GIVEN EXERCISE: Copy out the entries below in full and exactly.

DATASET RECORDS:
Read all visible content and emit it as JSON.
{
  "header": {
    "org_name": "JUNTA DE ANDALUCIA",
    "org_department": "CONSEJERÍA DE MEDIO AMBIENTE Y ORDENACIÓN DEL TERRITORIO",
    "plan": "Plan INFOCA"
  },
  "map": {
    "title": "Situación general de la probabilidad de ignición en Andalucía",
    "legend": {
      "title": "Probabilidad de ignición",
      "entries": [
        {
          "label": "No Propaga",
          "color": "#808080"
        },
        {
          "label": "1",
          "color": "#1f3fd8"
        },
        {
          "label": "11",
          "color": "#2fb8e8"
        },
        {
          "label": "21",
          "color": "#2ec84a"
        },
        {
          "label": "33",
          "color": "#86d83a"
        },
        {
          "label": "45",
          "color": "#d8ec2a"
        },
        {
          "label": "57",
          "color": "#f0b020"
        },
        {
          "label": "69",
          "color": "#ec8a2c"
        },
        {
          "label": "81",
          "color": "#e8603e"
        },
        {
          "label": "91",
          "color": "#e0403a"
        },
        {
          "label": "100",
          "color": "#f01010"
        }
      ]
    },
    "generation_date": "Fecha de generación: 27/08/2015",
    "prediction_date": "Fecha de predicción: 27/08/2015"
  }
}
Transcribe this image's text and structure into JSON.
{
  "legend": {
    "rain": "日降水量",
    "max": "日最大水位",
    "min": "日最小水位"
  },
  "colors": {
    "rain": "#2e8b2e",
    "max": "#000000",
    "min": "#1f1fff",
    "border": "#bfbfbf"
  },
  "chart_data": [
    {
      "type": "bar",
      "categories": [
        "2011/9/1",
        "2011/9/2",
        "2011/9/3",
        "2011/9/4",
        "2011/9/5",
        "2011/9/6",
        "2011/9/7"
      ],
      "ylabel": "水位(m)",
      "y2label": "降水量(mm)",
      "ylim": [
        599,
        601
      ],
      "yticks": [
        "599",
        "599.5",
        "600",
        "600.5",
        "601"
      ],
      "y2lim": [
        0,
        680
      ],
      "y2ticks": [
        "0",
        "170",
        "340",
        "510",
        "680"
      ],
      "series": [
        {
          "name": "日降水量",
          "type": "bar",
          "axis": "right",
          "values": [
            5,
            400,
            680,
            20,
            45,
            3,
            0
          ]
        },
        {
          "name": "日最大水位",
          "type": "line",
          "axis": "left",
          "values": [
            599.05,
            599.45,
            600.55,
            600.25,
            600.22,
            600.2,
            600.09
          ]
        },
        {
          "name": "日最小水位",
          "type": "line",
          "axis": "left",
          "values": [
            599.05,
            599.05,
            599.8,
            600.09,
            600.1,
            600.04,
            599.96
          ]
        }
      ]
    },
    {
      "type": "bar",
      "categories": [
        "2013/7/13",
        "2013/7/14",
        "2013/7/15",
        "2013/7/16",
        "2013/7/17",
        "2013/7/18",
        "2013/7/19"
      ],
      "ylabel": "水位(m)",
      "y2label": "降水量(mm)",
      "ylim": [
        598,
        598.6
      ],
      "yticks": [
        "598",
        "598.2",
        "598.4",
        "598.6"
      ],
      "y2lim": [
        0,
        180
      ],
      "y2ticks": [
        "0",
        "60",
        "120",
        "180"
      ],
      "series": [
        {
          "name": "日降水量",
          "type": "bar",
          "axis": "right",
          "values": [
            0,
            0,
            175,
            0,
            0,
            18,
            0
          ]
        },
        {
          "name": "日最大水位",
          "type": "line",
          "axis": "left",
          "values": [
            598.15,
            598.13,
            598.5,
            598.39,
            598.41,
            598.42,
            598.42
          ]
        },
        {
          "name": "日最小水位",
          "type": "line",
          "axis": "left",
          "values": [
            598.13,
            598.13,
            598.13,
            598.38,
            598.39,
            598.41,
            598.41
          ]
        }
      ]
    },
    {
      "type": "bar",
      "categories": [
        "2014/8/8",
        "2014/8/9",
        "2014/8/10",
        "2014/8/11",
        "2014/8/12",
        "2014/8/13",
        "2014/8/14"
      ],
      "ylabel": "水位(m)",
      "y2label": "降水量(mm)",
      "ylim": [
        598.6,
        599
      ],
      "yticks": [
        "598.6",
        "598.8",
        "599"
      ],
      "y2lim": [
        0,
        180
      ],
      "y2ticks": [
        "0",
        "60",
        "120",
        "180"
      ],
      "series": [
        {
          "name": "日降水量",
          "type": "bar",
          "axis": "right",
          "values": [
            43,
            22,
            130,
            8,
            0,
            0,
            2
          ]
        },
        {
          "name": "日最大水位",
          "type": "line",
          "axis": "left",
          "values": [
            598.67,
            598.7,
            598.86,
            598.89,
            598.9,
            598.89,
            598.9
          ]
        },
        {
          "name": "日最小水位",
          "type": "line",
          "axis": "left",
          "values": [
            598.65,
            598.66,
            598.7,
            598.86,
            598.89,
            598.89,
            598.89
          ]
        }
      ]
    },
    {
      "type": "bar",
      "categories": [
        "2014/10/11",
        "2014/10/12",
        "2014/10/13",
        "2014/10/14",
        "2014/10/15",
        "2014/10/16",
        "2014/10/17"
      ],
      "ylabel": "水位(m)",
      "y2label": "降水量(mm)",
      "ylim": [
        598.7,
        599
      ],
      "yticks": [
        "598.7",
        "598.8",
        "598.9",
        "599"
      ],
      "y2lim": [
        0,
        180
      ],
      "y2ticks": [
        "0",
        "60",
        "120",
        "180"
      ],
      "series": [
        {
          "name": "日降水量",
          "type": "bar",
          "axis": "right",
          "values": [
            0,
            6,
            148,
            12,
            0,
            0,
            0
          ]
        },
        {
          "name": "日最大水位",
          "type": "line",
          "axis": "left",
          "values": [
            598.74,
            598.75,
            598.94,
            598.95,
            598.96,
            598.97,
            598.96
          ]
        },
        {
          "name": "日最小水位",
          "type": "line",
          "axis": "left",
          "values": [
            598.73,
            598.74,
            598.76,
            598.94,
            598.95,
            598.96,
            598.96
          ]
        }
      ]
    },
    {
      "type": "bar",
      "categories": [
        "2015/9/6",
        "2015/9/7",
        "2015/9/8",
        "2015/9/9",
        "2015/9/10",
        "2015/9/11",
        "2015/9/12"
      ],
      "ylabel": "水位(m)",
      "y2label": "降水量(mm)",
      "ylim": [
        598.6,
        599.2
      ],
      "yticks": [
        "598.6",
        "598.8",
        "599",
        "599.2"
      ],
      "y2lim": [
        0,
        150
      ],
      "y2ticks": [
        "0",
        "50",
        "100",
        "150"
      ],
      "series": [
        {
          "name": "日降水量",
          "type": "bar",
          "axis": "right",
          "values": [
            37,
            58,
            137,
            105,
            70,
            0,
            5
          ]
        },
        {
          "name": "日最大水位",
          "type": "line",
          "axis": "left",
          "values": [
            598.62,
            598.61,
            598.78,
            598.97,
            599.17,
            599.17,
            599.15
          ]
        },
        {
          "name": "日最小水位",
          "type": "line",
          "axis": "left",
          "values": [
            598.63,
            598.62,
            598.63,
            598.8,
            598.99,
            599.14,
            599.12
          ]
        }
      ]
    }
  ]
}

RESPONSE:
Read all visible content and emit it as JSON.
{
  "header": {
    "org_name": "JUNTA DE ANDALUCIA",
    "org_department": "CONSEJERÍA DE MEDIO AMBIENTE Y ORDENACIÓN DEL TERRITORIO",
    "plan": "Plan INFOCA"
  },
  "map": {
    "title": "Situación general de la probabilidad de ignición en Andalucía",
    "legend": {
      "title": "Probabilidad de ignición",
      "entries": [
        {
          "label": "No Propaga",
          "color": "#808080"
        },
        {
          "label": "1",
          "color": "#1f3fd8"
        },
        {
          "label": "11",
          "color": "#2fb8e8"
        },
        {
          "label": "21",
          "color": "#2ec84a"
        },
        {
          "label": "33",
          "color": "#86d83a"
        },
        {
          "label": "45",
          "color": "#d8ec2a"
        },
        {
          "label": "57",
          "color": "#f0b020"
        },
        {
          "label": "69",
          "color": "#ec8a2c"
        },
        {
          "label": "81",
          "color": "#e8603e"
        },
        {
          "label": "91",
          "color": "#e0403a"
        },
        {
          "label": "100",
          "color": "#f01010"
        }
      ]
    },
    "generation_date": "Fecha de generación: 27/08/2015",
    "prediction_date": "Fecha de predicción: 27/08/2015"
  }
}
Transcribe this image's text and structure into JSON.
{
  "legend": {
    "rain": "日降水量",
    "max": "日最大水位",
    "min": "日最小水位"
  },
  "colors": {
    "rain": "#2e8b2e",
    "max": "#000000",
    "min": "#1f1fff",
    "border": "#bfbfbf"
  },
  "chart_data": [
    {
      "type": "bar",
      "categories": [
        "2011/9/1",
        "2011/9/2",
        "2011/9/3",
        "2011/9/4",
        "2011/9/5",
        "2011/9/6",
        "2011/9/7"
      ],
      "ylabel": "水位(m)",
      "y2label": "降水量(mm)",
      "ylim": [
        599,
        601
      ],
      "yticks": [
        "599",
        "599.5",
        "600",
        "600.5",
        "601"
      ],
      "y2lim": [
        0,
        680
      ],
      "y2ticks": [
        "0",
        "170",
        "340",
        "510",
        "680"
      ],
      "series": [
        {
          "name": "日降水量",
          "type": "bar",
          "axis": "right",
          "values": [
            5,
            400,
            680,
            20,
            45,
            3,
            0
          ]
        },
        {
          "name": "日最大水位",
          "type": "line",
          "axis": "left",
          "values": [
            599.05,
            599.45,
            600.55,
            600.25,
            600.22,
            600.2,
            600.09
          ]
        },
        {
          "name": "日最小水位",
          "type": "line",
          "axis": "left",
          "values": [
            599.05,
            599.05,
            599.8,
            600.09,
            600.1,
            600.04,
            599.96
          ]
        }
      ]
    },
    {
      "type": "bar",
      "categories": [
        "2013/7/13",
        "2013/7/14",
        "2013/7/15",
        "2013/7/16",
        "2013/7/17",
        "2013/7/18",
        "2013/7/19"
      ],
      "ylabel": "水位(m)",
      "y2label": "降水量(mm)",
      "ylim": [
        598,
        598.6
      ],
      "yticks": [
        "598",
        "598.2",
        "598.4",
        "598.6"
      ],
      "y2lim": [
        0,
        180
      ],
      "y2ticks": [
        "0",
        "60",
        "120",
        "180"
      ],
      "series": [
        {
          "name": "日降水量",
          "type": "bar",
          "axis": "right",
          "values": [
            0,
            0,
            175,
            0,
            0,
            18,
            0
          ]
        },
        {
          "name": "日最大水位",
          "type": "line",
          "axis": "left",
          "values": [
            598.15,
            598.13,
            598.5,
            598.39,
            598.41,
            598.42,
            598.42
          ]
        },
        {
          "name": "日最小水位",
          "type": "line",
          "axis": "left",
          "values": [
            598.13,
            598.13,
            598.13,
            598.38,
            598.39,
            598.41,
            598.41
          ]
        }
      ]
    },
    {
      "type": "bar",
      "categories": [
        "2014/8/8",
        "2014/8/9",
        "2014/8/10",
        "2014/8/11",
        "2014/8/12",
        "2014/8/13",
        "2014/8/14"
      ],
      "ylabel": "水位(m)",
      "y2label": "降水量(mm)",
      "ylim": [
        598.6,
        599
      ],
      "yticks": [
        "598.6",
        "598.8",
        "599"
      ],
      "y2lim": [
        0,
        180
      ],
      "y2ticks": [
        "0",
        "60",
        "120",
        "180"
      ],
      "series": [
        {
          "name": "日降水量",
          "type": "bar",
          "axis": "right",
          "values": [
            43,
            22,
            130,
            8,
            0,
            0,
            2
          ]
        },
        {
          "name": "日最大水位",
          "type": "line",
          "axis": "left",
          "values": [
            598.67,
            598.7,
            598.86,
            598.89,
            598.9,
            598.89,
            598.9
          ]
        },
        {
          "name": "日最小水位",
          "type": "line",
          "axis": "left",
          "values": [
            598.65,
            598.66,
            598.7,
            598.86,
            598.89,
            598.89,
            598.89
          ]
        }
      ]
    },
    {
      "type": "bar",
      "categories": [
        "2014/10/11",
        "2014/10/12",
        "2014/10/13",
        "2014/10/14",
        "2014/10/15",
        "2014/10/16",
        "2014/10/17"
      ],
      "ylabel": "水位(m)",
      "y2label": "降水量(mm)",
      "ylim": [
        598.7,
        599
      ],
      "yticks": [
        "598.7",
        "598.8",
        "598.9",
        "599"
      ],
      "y2lim": [
        0,
        180
      ],
      "y2ticks": [
        "0",
        "60",
        "120",
        "180"
      ],
      "series": [
        {
          "name": "日降水量",
          "type": "bar",
          "axis": "right",
          "values": [
            0,
            6,
            148,
            12,
            0,
            0,
            0
          ]
        },
        {
          "name": "日最大水位",
          "type": "line",
          "axis": "left",
          "values": [
            598.74,
            598.75,
            598.94,
            598.95,
            598.96,
            598.97,
            598.96
          ]
        },
        {
          "name": "日最小水位",
          "type": "line",
          "axis": "left",
          "values": [
            598.73,
            598.74,
            598.76,
            598.94,
            598.95,
            598.96,
            598.96
          ]
        }
      ]
    },
    {
      "type": "bar",
      "categories": [
        "2015/9/6",
        "2015/9/7",
        "2015/9/8",
        "2015/9/9",
        "2015/9/10",
        "2015/9/11",
        "2015/9/12"
      ],
      "ylabel": "水位(m)",
      "y2label": "降水量(mm)",
      "ylim": [
        598.6,
        599.2
      ],
      "yticks": [
        "598.6",
        "598.8",
        "599",
        "599.2"
      ],
      "y2lim": [
        0,
        150
      ],
      "y2ticks": [
        "0",
        "50",
        "100",
        "150"
      ],
      "series": [
        {
          "name": "日降水量",
          "type": "bar",
          "axis": "right",
          "values": [
            37,
            58,
            137,
            105,
            70,
            0,
            5
          ]
        },
        {
          "name": "日最大水位",
          "type": "line",
          "axis": "left",
          "values": [
            598.62,
            598.61,
            598.78,
            598.97,
            599.17,
            599.17,
            599.15
          ]
        },
        {
          "name": "日最小水位",
          "type": "line",
          "axis": "left",
          "values": [
            598.63,
            598.62,
            598.63,
            598.8,
            598.99,
            599.14,
            599.12
          ]
        }
      ]
    }
  ]
}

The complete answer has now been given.